The problem:
Going through the material below, please gather all lines with the word "Проведение" in them.

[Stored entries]
----

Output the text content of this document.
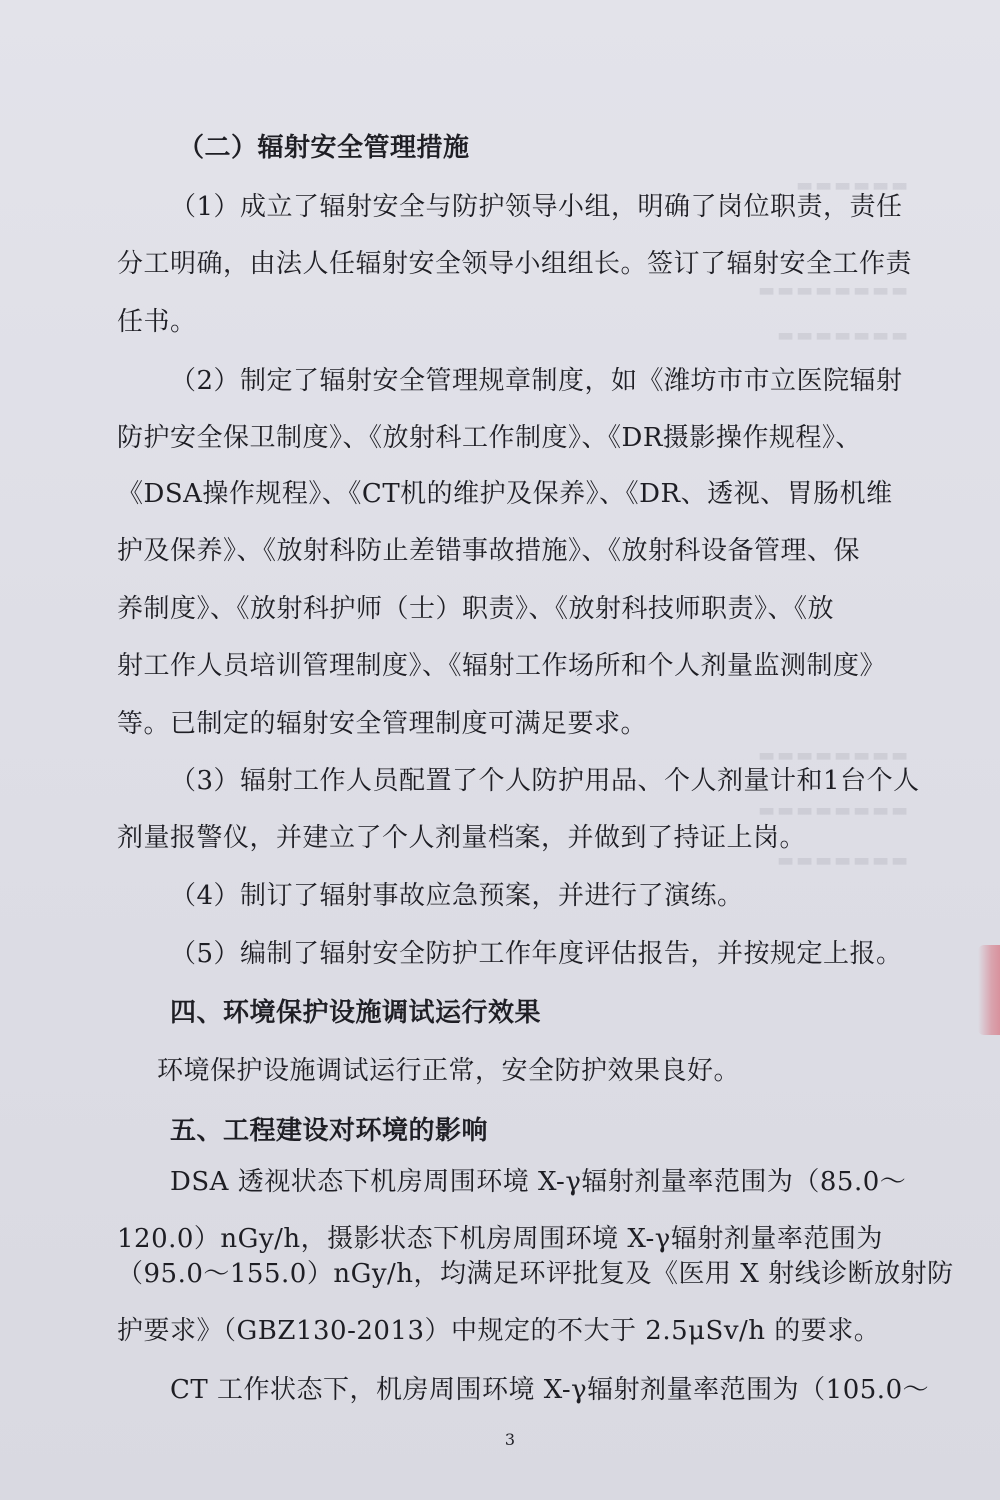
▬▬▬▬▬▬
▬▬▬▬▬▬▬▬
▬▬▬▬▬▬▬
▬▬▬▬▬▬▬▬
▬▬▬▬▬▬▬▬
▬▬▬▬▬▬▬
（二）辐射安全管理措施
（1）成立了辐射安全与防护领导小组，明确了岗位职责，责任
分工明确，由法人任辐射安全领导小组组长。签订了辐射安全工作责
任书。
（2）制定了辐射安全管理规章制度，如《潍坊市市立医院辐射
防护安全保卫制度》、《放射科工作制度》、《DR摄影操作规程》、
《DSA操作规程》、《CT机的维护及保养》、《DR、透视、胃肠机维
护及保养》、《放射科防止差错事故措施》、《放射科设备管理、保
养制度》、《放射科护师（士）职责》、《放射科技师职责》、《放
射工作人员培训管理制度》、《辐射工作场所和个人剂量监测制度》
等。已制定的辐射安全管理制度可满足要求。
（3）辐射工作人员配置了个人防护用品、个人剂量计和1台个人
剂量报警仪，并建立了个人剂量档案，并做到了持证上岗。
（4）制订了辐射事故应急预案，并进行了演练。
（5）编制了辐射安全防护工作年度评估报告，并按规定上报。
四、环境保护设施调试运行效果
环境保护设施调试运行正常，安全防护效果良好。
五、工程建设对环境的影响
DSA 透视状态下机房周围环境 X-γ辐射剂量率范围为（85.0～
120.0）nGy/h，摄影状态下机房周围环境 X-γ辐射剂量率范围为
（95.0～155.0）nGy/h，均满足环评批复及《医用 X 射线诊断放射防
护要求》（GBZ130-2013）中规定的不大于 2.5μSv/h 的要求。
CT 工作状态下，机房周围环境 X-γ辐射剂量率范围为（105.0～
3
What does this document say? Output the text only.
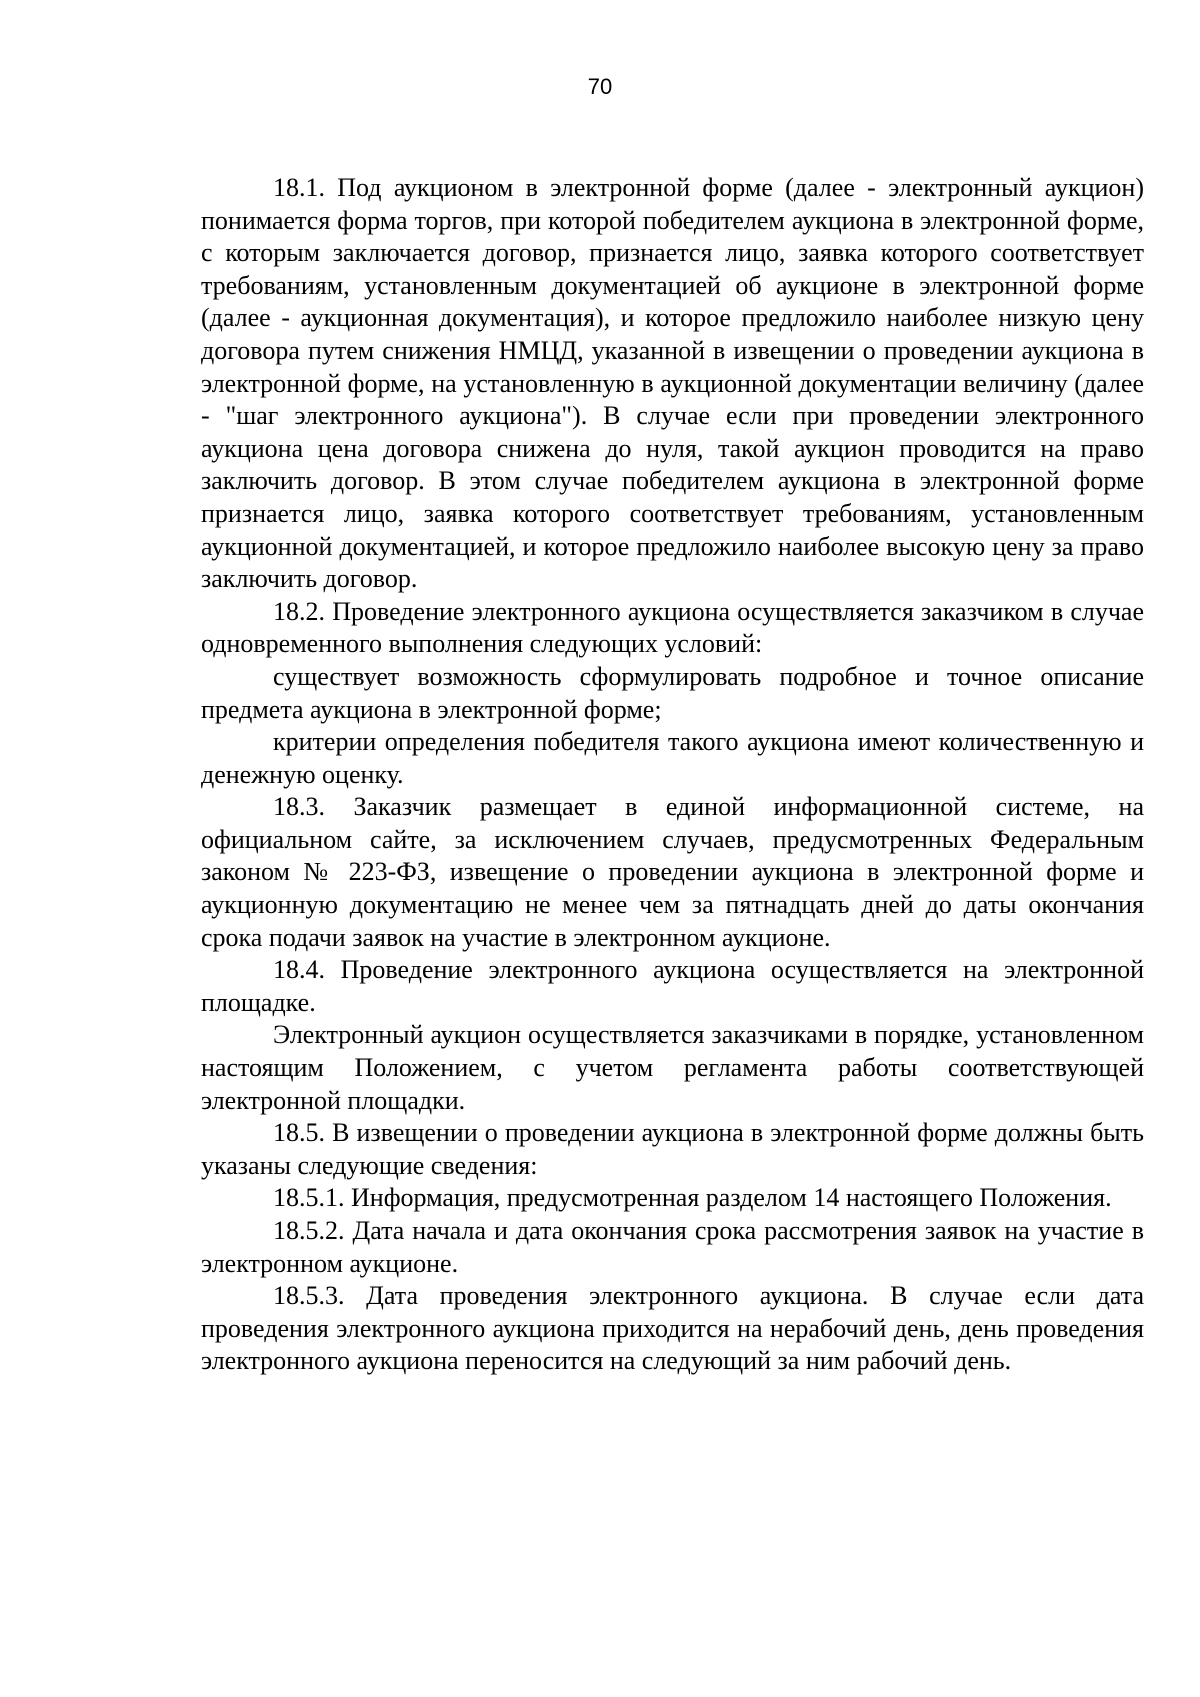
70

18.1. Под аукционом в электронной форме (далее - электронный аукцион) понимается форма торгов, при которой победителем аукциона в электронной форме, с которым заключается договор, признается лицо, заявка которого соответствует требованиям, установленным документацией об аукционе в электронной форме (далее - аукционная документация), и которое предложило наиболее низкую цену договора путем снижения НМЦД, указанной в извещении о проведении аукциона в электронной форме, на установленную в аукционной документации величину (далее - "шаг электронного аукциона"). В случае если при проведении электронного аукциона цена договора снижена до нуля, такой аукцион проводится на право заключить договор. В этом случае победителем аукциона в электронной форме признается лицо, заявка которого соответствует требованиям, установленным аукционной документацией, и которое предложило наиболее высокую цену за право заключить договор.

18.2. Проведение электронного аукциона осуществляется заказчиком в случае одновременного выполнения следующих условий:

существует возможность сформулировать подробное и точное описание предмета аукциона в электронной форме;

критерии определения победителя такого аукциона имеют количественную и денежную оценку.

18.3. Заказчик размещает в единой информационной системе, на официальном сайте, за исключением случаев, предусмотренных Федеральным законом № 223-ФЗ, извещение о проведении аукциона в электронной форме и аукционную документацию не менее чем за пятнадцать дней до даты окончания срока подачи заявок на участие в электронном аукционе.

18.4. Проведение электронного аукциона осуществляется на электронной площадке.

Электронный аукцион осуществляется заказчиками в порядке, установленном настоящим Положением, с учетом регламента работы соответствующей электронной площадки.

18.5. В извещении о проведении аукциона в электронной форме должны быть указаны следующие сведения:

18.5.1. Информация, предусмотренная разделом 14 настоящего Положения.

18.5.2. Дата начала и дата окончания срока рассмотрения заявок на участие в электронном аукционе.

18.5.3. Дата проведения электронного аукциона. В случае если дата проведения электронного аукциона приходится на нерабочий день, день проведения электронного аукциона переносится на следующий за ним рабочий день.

----

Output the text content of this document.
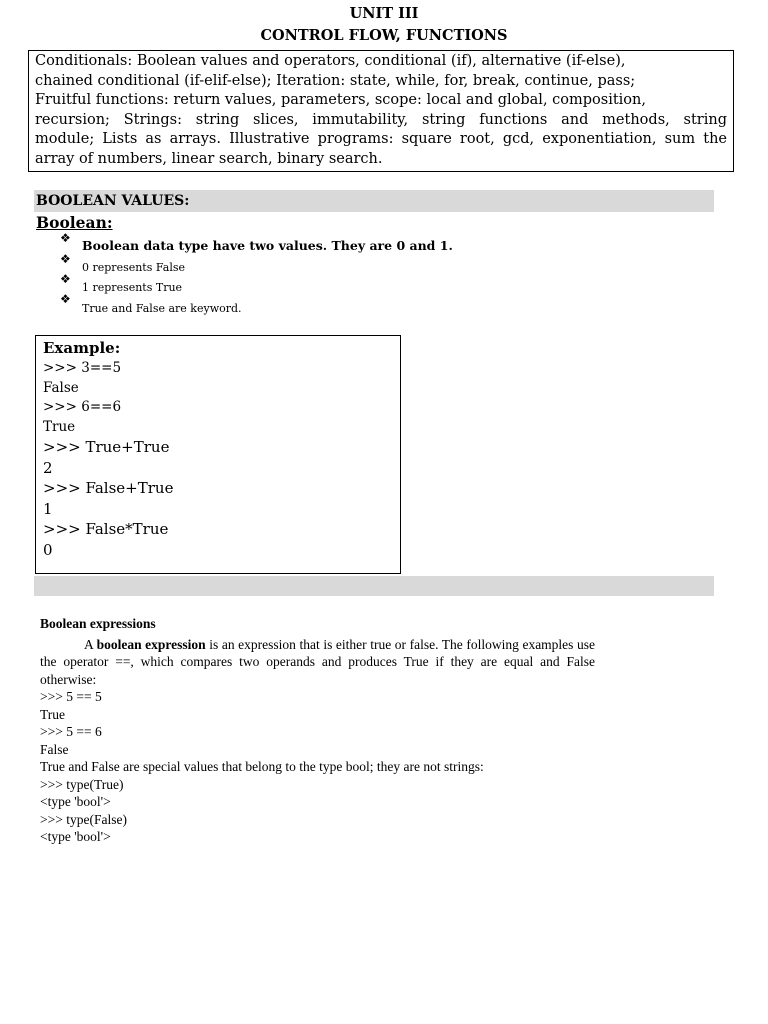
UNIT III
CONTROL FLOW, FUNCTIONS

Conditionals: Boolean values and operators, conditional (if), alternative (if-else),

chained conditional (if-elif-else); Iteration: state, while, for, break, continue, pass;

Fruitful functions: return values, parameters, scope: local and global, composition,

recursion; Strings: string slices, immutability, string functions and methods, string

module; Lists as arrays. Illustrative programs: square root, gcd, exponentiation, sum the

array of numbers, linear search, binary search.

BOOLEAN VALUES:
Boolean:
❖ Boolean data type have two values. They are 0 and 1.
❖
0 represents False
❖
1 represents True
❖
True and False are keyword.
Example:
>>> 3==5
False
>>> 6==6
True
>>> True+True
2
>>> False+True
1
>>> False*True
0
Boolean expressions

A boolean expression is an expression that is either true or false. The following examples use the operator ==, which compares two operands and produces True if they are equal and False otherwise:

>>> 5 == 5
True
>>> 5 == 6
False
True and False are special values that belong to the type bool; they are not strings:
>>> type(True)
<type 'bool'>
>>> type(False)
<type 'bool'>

----

Full answer:
18.2. Проведение электронного аукциона осуществляется заказчиком в случае одновременного выполнения следующих условий:
18.4. Проведение электронного аукциона осуществляется на электронной площадке.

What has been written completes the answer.